[Extracted data entries]
===
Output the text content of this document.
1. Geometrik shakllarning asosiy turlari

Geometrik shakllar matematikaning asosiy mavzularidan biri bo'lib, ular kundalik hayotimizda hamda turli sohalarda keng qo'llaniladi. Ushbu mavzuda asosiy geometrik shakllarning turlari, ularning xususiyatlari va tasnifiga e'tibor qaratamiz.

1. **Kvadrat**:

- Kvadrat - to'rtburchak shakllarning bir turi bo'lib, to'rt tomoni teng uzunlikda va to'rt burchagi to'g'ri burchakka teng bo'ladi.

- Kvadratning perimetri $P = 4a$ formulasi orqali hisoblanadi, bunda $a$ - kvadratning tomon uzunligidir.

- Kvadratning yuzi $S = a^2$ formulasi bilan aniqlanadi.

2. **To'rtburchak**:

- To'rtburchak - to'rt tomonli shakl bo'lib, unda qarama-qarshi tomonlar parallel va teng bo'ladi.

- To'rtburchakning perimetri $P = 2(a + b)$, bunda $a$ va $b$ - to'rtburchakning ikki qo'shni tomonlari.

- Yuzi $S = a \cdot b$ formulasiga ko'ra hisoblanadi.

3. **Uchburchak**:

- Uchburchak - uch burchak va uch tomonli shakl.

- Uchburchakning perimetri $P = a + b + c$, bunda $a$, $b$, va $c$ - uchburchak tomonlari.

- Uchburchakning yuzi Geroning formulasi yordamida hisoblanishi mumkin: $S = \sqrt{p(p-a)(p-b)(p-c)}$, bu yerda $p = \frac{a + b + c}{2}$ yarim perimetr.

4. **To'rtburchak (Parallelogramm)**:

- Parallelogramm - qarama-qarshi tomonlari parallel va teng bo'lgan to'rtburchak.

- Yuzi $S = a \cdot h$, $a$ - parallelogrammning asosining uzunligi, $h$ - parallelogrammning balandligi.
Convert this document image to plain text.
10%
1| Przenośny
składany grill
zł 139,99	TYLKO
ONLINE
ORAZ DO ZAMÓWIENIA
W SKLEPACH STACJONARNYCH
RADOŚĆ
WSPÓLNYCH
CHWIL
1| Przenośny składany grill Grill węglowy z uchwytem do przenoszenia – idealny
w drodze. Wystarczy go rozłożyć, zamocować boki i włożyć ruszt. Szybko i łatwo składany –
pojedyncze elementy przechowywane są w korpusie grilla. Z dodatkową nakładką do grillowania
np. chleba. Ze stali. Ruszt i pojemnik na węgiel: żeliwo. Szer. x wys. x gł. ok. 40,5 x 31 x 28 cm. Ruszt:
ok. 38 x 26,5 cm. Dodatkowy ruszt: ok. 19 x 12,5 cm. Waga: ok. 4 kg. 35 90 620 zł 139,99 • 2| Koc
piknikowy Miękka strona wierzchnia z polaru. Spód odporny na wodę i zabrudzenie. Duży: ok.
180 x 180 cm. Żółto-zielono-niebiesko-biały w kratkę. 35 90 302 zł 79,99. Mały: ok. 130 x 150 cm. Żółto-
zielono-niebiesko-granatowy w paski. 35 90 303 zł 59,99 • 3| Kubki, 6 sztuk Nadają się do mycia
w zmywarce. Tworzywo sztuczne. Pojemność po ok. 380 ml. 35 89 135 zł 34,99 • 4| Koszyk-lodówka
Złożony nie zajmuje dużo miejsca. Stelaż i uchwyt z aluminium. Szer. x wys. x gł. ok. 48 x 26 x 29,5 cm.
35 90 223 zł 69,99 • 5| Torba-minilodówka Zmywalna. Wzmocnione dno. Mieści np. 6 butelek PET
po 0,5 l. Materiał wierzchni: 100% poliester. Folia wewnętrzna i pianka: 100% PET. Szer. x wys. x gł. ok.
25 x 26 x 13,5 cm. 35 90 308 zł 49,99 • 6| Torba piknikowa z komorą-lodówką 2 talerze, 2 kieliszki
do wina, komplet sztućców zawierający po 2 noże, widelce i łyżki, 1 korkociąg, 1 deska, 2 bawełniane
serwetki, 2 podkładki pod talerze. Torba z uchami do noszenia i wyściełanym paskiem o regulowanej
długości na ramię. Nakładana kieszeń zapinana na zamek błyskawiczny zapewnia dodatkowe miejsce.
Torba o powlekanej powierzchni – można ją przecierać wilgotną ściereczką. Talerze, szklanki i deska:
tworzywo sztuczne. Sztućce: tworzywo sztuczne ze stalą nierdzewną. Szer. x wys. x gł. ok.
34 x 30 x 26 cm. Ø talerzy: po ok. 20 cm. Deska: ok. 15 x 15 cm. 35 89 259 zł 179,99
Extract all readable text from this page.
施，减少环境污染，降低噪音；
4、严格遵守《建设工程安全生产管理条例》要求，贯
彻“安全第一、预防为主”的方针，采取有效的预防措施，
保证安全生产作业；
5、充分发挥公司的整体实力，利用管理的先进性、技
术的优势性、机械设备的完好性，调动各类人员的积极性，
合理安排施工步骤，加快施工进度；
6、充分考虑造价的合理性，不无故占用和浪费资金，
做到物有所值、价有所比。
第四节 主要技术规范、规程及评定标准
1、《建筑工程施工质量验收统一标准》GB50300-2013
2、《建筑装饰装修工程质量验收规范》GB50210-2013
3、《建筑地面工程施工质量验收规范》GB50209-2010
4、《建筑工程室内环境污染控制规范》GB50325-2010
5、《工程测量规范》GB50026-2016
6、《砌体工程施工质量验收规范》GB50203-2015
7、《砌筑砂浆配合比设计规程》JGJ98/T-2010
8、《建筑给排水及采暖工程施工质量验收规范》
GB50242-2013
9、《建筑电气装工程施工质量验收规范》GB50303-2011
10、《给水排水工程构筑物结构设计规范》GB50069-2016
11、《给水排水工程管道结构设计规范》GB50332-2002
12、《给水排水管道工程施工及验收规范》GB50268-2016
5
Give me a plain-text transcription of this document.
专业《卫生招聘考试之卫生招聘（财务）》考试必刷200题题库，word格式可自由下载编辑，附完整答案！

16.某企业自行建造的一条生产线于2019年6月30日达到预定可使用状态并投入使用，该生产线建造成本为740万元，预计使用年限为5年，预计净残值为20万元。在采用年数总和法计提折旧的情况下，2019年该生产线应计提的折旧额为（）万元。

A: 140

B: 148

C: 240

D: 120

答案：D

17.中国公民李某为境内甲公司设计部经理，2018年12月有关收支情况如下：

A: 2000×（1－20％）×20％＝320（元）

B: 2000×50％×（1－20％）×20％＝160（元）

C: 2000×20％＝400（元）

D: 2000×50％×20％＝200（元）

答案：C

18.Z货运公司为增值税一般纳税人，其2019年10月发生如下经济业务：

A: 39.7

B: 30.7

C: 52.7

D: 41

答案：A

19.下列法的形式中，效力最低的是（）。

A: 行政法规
===
▶ _WHAT THE TASK REQUIRES_
Copy each record from above exactly, and include every line.

▶ _REPLY_
Output the text content of this document.
1. Geometrik shakllarning asosiy turlari

Geometrik shakllar matematikaning asosiy mavzularidan biri bo'lib, ular kundalik hayotimizda hamda turli sohalarda keng qo'llaniladi. Ushbu mavzuda asosiy geometrik shakllarning turlari, ularning xususiyatlari va tasnifiga e'tibor qaratamiz.

1. **Kvadrat**:

- Kvadrat - to'rtburchak shakllarning bir turi bo'lib, to'rt tomoni teng uzunlikda va to'rt burchagi to'g'ri burchakka teng bo'ladi.

- Kvadratning perimetri $P = 4a$ formulasi orqali hisoblanadi, bunda $a$ - kvadratning tomon uzunligidir.

- Kvadratning yuzi $S = a^2$ formulasi bilan aniqlanadi.

2. **To'rtburchak**:

- To'rtburchak - to'rt tomonli shakl bo'lib, unda qarama-qarshi tomonlar parallel va teng bo'ladi.

- To'rtburchakning perimetri $P = 2(a + b)$, bunda $a$ va $b$ - to'rtburchakning ikki qo'shni tomonlari.

- Yuzi $S = a \cdot b$ formulasiga ko'ra hisoblanadi.

3. **Uchburchak**:

- Uchburchak - uch burchak va uch tomonli shakl.

- Uchburchakning perimetri $P = a + b + c$, bunda $a$, $b$, va $c$ - uchburchak tomonlari.

- Uchburchakning yuzi Geroning formulasi yordamida hisoblanishi mumkin: $S = \sqrt{p(p-a)(p-b)(p-c)}$, bu yerda $p = \frac{a + b + c}{2}$ yarim perimetr.

4. **To'rtburchak (Parallelogramm)**:

- Parallelogramm - qarama-qarshi tomonlari parallel va teng bo'lgan to'rtburchak.

- Yuzi $S = a \cdot h$, $a$ - parallelogrammning asosining uzunligi, $h$ - parallelogrammning balandligi.
Convert this document image to plain text.
10%
1| Przenośny
składany grill
zł 139,99	TYLKO
ONLINE
ORAZ DO ZAMÓWIENIA
W SKLEPACH STACJONARNYCH
RADOŚĆ
WSPÓLNYCH
CHWIL
1| Przenośny składany grill Grill węglowy z uchwytem do przenoszenia – idealny
w drodze. Wystarczy go rozłożyć, zamocować boki i włożyć ruszt. Szybko i łatwo składany –
pojedyncze elementy przechowywane są w korpusie grilla. Z dodatkową nakładką do grillowania
np. chleba. Ze stali. Ruszt i pojemnik na węgiel: żeliwo. Szer. x wys. x gł. ok. 40,5 x 31 x 28 cm. Ruszt:
ok. 38 x 26,5 cm. Dodatkowy ruszt: ok. 19 x 12,5 cm. Waga: ok. 4 kg. 35 90 620 zł 139,99 • 2| Koc
piknikowy Miękka strona wierzchnia z polaru. Spód odporny na wodę i zabrudzenie. Duży: ok.
180 x 180 cm. Żółto-zielono-niebiesko-biały w kratkę. 35 90 302 zł 79,99. Mały: ok. 130 x 150 cm. Żółto-
zielono-niebiesko-granatowy w paski. 35 90 303 zł 59,99 • 3| Kubki, 6 sztuk Nadają się do mycia
w zmywarce. Tworzywo sztuczne. Pojemność po ok. 380 ml. 35 89 135 zł 34,99 • 4| Koszyk-lodówka
Złożony nie zajmuje dużo miejsca. Stelaż i uchwyt z aluminium. Szer. x wys. x gł. ok. 48 x 26 x 29,5 cm.
35 90 223 zł 69,99 • 5| Torba-minilodówka Zmywalna. Wzmocnione dno. Mieści np. 6 butelek PET
po 0,5 l. Materiał wierzchni: 100% poliester. Folia wewnętrzna i pianka: 100% PET. Szer. x wys. x gł. ok.
25 x 26 x 13,5 cm. 35 90 308 zł 49,99 • 6| Torba piknikowa z komorą-lodówką 2 talerze, 2 kieliszki
do wina, komplet sztućców zawierający po 2 noże, widelce i łyżki, 1 korkociąg, 1 deska, 2 bawełniane
serwetki, 2 podkładki pod talerze. Torba z uchami do noszenia i wyściełanym paskiem o regulowanej
długości na ramię. Nakładana kieszeń zapinana na zamek błyskawiczny zapewnia dodatkowe miejsce.
Torba o powlekanej powierzchni – można ją przecierać wilgotną ściereczką. Talerze, szklanki i deska:
tworzywo sztuczne. Sztućce: tworzywo sztuczne ze stalą nierdzewną. Szer. x wys. x gł. ok.
34 x 30 x 26 cm. Ø talerzy: po ok. 20 cm. Deska: ok. 15 x 15 cm. 35 89 259 zł 179,99
Extract all readable text from this page.
施，减少环境污染，降低噪音；
4、严格遵守《建设工程安全生产管理条例》要求，贯
彻“安全第一、预防为主”的方针，采取有效的预防措施，
保证安全生产作业；
5、充分发挥公司的整体实力，利用管理的先进性、技
术的优势性、机械设备的完好性，调动各类人员的积极性，
合理安排施工步骤，加快施工进度；
6、充分考虑造价的合理性，不无故占用和浪费资金，
做到物有所值、价有所比。
第四节 主要技术规范、规程及评定标准
1、《建筑工程施工质量验收统一标准》GB50300-2013
2、《建筑装饰装修工程质量验收规范》GB50210-2013
3、《建筑地面工程施工质量验收规范》GB50209-2010
4、《建筑工程室内环境污染控制规范》GB50325-2010
5、《工程测量规范》GB50026-2016
6、《砌体工程施工质量验收规范》GB50203-2015
7、《砌筑砂浆配合比设计规程》JGJ98/T-2010
8、《建筑给排水及采暖工程施工质量验收规范》
GB50242-2013
9、《建筑电气装工程施工质量验收规范》GB50303-2011
10、《给水排水工程构筑物结构设计规范》GB50069-2016
11、《给水排水工程管道结构设计规范》GB50332-2002
12、《给水排水管道工程施工及验收规范》GB50268-2016
5
Give me a plain-text transcription of this document.
专业《卫生招聘考试之卫生招聘（财务）》考试必刷200题题库，word格式可自由下载编辑，附完整答案！

16.某企业自行建造的一条生产线于2019年6月30日达到预定可使用状态并投入使用，该生产线建造成本为740万元，预计使用年限为5年，预计净残值为20万元。在采用年数总和法计提折旧的情况下，2019年该生产线应计提的折旧额为（）万元。

A: 140

B: 148

C: 240

D: 120

答案：D

17.中国公民李某为境内甲公司设计部经理，2018年12月有关收支情况如下：

A: 2000×（1－20％）×20％＝320（元）

B: 2000×50％×（1－20％）×20％＝160（元）

C: 2000×20％＝400（元）

D: 2000×50％×20％＝200（元）

答案：C

18.Z货运公司为增值税一般纳税人，其2019年10月发生如下经济业务：

A: 39.7

B: 30.7

C: 52.7

D: 41

答案：A

19.下列法的形式中，效力最低的是（）。

A: 行政法规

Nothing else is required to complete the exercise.